TEXT EXCERPT:
In addition, the market prices of futures contracts may be affected by
certain factors. First, all participants in the futures market are subject to
margin deposit and maintenance requirements. Rather than meeting additional
margin deposit requirements, investors may close futures contracts through
offsetting transactions which could distort the normal relationship between the
securities and futures markets. Second, from the point of view of speculators,
the deposit requirements in the futures market are less onerous than margin
requirements in the securities market. Therefore, increased participation by
speculators in the futures market may also cause temporary price distortions.
Finally, positions in futures contracts may be closed out only on an
exchange or board of trade which provides a secondary market for such futures.
There is no assurance that a liquid secondary market on an exchange or board of
trade will exist for any particular contract or at any particular time.
Foreign Securities
The Fund may invest in securities of foreign issuers in foreign markets.

DATA EXCERPT:
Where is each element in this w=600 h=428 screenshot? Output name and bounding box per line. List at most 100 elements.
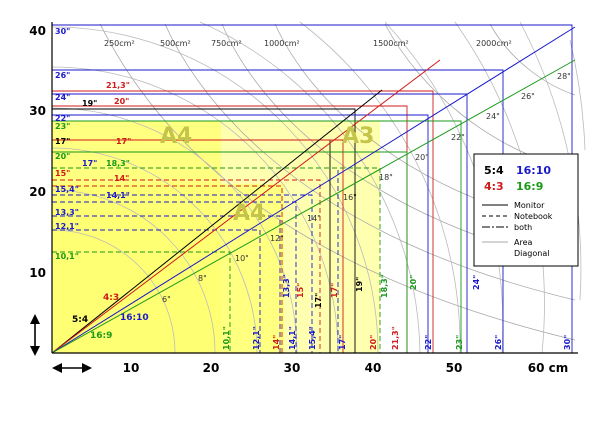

WRITTEN TASK: Please copy the futures market text above word for word, from "There is no" to "in foreign markets.".

EXERCISE SOLUTION:
There is no assurance that a liquid secondary market on an exchange or board of
trade will exist for any particular contract or at any particular time.
Foreign Securities
The Fund may invest in securities of foreign issuers in foreign markets.